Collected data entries
--------

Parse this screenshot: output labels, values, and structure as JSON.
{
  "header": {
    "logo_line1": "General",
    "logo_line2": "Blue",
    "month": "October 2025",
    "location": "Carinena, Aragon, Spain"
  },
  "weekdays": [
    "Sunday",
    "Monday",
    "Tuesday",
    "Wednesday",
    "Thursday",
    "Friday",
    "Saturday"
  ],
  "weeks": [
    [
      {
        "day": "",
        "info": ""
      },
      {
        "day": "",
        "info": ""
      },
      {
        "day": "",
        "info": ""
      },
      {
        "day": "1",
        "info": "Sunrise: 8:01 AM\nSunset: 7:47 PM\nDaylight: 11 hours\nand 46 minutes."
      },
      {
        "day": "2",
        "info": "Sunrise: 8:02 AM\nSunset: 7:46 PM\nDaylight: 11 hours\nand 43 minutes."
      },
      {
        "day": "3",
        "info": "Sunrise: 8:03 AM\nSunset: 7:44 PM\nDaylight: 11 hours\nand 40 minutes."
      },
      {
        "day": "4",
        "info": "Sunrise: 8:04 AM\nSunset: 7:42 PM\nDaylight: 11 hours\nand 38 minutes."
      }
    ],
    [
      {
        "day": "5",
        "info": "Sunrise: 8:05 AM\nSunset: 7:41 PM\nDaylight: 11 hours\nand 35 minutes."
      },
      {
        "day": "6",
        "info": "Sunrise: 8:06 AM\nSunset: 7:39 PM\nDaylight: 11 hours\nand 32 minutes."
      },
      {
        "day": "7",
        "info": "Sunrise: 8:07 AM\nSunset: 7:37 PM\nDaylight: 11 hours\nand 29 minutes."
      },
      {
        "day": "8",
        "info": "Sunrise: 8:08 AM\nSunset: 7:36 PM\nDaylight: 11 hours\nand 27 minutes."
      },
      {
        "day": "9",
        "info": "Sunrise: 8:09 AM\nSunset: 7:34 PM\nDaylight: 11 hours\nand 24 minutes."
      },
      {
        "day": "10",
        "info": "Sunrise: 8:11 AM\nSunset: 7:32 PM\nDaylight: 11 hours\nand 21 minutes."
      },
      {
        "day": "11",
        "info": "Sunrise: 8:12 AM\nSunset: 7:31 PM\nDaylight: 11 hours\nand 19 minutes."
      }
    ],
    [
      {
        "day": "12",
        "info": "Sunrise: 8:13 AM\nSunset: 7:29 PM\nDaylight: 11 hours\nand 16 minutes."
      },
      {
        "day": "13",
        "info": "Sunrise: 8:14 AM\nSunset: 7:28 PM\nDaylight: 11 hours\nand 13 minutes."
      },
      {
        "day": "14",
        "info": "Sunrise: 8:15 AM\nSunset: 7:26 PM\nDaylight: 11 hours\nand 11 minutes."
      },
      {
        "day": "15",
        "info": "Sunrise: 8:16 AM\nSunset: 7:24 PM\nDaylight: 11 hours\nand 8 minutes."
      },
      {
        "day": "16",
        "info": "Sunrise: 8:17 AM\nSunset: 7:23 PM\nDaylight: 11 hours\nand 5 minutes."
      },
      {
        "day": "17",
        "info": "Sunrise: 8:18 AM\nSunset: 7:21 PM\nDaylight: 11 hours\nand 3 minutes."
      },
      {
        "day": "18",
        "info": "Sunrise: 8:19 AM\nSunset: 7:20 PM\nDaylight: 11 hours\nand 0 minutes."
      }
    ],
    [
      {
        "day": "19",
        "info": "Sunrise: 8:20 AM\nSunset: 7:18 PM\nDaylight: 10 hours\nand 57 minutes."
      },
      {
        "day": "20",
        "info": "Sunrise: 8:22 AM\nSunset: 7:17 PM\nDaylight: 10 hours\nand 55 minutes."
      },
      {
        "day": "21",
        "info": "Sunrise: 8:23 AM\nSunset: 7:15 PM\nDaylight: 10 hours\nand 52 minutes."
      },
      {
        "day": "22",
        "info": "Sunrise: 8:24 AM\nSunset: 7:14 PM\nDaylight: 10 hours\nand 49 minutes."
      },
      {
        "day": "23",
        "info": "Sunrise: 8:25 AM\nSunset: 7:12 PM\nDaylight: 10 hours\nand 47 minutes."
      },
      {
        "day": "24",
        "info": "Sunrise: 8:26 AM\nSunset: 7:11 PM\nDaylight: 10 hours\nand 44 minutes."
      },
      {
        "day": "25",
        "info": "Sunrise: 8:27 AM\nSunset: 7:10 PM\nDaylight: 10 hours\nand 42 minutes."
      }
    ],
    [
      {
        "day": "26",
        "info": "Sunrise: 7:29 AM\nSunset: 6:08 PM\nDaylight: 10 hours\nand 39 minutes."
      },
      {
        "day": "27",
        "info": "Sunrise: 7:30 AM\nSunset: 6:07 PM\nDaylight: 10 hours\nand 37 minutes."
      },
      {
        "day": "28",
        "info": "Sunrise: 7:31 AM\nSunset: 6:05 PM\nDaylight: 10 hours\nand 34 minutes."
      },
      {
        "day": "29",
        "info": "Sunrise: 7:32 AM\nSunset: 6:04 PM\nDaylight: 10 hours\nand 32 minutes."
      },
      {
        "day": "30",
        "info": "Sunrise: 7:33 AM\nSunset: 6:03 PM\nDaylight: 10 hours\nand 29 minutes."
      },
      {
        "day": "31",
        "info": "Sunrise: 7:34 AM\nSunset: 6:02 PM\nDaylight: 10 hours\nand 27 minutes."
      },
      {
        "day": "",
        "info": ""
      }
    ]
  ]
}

--------

WHAT IS NEEDED
Transcribe every entry exactly, omitting nothing.

EXERCISE RESPONSE
Parse this screenshot: output labels, values, and structure as JSON.
{
  "header": {
    "logo_line1": "General",
    "logo_line2": "Blue",
    "month": "October 2025",
    "location": "Carinena, Aragon, Spain"
  },
  "weekdays": [
    "Sunday",
    "Monday",
    "Tuesday",
    "Wednesday",
    "Thursday",
    "Friday",
    "Saturday"
  ],
  "weeks": [
    [
      {
        "day": "",
        "info": ""
      },
      {
        "day": "",
        "info": ""
      },
      {
        "day": "",
        "info": ""
      },
      {
        "day": "1",
        "info": "Sunrise: 8:01 AM\nSunset: 7:47 PM\nDaylight: 11 hours\nand 46 minutes."
      },
      {
        "day": "2",
        "info": "Sunrise: 8:02 AM\nSunset: 7:46 PM\nDaylight: 11 hours\nand 43 minutes."
      },
      {
        "day": "3",
        "info": "Sunrise: 8:03 AM\nSunset: 7:44 PM\nDaylight: 11 hours\nand 40 minutes."
      },
      {
        "day": "4",
        "info": "Sunrise: 8:04 AM\nSunset: 7:42 PM\nDaylight: 11 hours\nand 38 minutes."
      }
    ],
    [
      {
        "day": "5",
        "info": "Sunrise: 8:05 AM\nSunset: 7:41 PM\nDaylight: 11 hours\nand 35 minutes."
      },
      {
        "day": "6",
        "info": "Sunrise: 8:06 AM\nSunset: 7:39 PM\nDaylight: 11 hours\nand 32 minutes."
      },
      {
        "day": "7",
        "info": "Sunrise: 8:07 AM\nSunset: 7:37 PM\nDaylight: 11 hours\nand 29 minutes."
      },
      {
        "day": "8",
        "info": "Sunrise: 8:08 AM\nSunset: 7:36 PM\nDaylight: 11 hours\nand 27 minutes."
      },
      {
        "day": "9",
        "info": "Sunrise: 8:09 AM\nSunset: 7:34 PM\nDaylight: 11 hours\nand 24 minutes."
      },
      {
        "day": "10",
        "info": "Sunrise: 8:11 AM\nSunset: 7:32 PM\nDaylight: 11 hours\nand 21 minutes."
      },
      {
        "day": "11",
        "info": "Sunrise: 8:12 AM\nSunset: 7:31 PM\nDaylight: 11 hours\nand 19 minutes."
      }
    ],
    [
      {
        "day": "12",
        "info": "Sunrise: 8:13 AM\nSunset: 7:29 PM\nDaylight: 11 hours\nand 16 minutes."
      },
      {
        "day": "13",
        "info": "Sunrise: 8:14 AM\nSunset: 7:28 PM\nDaylight: 11 hours\nand 13 minutes."
      },
      {
        "day": "14",
        "info": "Sunrise: 8:15 AM\nSunset: 7:26 PM\nDaylight: 11 hours\nand 11 minutes."
      },
      {
        "day": "15",
        "info": "Sunrise: 8:16 AM\nSunset: 7:24 PM\nDaylight: 11 hours\nand 8 minutes."
      },
      {
        "day": "16",
        "info": "Sunrise: 8:17 AM\nSunset: 7:23 PM\nDaylight: 11 hours\nand 5 minutes."
      },
      {
        "day": "17",
        "info": "Sunrise: 8:18 AM\nSunset: 7:21 PM\nDaylight: 11 hours\nand 3 minutes."
      },
      {
        "day": "18",
        "info": "Sunrise: 8:19 AM\nSunset: 7:20 PM\nDaylight: 11 hours\nand 0 minutes."
      }
    ],
    [
      {
        "day": "19",
        "info": "Sunrise: 8:20 AM\nSunset: 7:18 PM\nDaylight: 10 hours\nand 57 minutes."
      },
      {
        "day": "20",
        "info": "Sunrise: 8:22 AM\nSunset: 7:17 PM\nDaylight: 10 hours\nand 55 minutes."
      },
      {
        "day": "21",
        "info": "Sunrise: 8:23 AM\nSunset: 7:15 PM\nDaylight: 10 hours\nand 52 minutes."
      },
      {
        "day": "22",
        "info": "Sunrise: 8:24 AM\nSunset: 7:14 PM\nDaylight: 10 hours\nand 49 minutes."
      },
      {
        "day": "23",
        "info": "Sunrise: 8:25 AM\nSunset: 7:12 PM\nDaylight: 10 hours\nand 47 minutes."
      },
      {
        "day": "24",
        "info": "Sunrise: 8:26 AM\nSunset: 7:11 PM\nDaylight: 10 hours\nand 44 minutes."
      },
      {
        "day": "25",
        "info": "Sunrise: 8:27 AM\nSunset: 7:10 PM\nDaylight: 10 hours\nand 42 minutes."
      }
    ],
    [
      {
        "day": "26",
        "info": "Sunrise: 7:29 AM\nSunset: 6:08 PM\nDaylight: 10 hours\nand 39 minutes."
      },
      {
        "day": "27",
        "info": "Sunrise: 7:30 AM\nSunset: 6:07 PM\nDaylight: 10 hours\nand 37 minutes."
      },
      {
        "day": "28",
        "info": "Sunrise: 7:31 AM\nSunset: 6:05 PM\nDaylight: 10 hours\nand 34 minutes."
      },
      {
        "day": "29",
        "info": "Sunrise: 7:32 AM\nSunset: 6:04 PM\nDaylight: 10 hours\nand 32 minutes."
      },
      {
        "day": "30",
        "info": "Sunrise: 7:33 AM\nSunset: 6:03 PM\nDaylight: 10 hours\nand 29 minutes."
      },
      {
        "day": "31",
        "info": "Sunrise: 7:34 AM\nSunset: 6:02 PM\nDaylight: 10 hours\nand 27 minutes."
      },
      {
        "day": "",
        "info": ""
      }
    ]
  ]
}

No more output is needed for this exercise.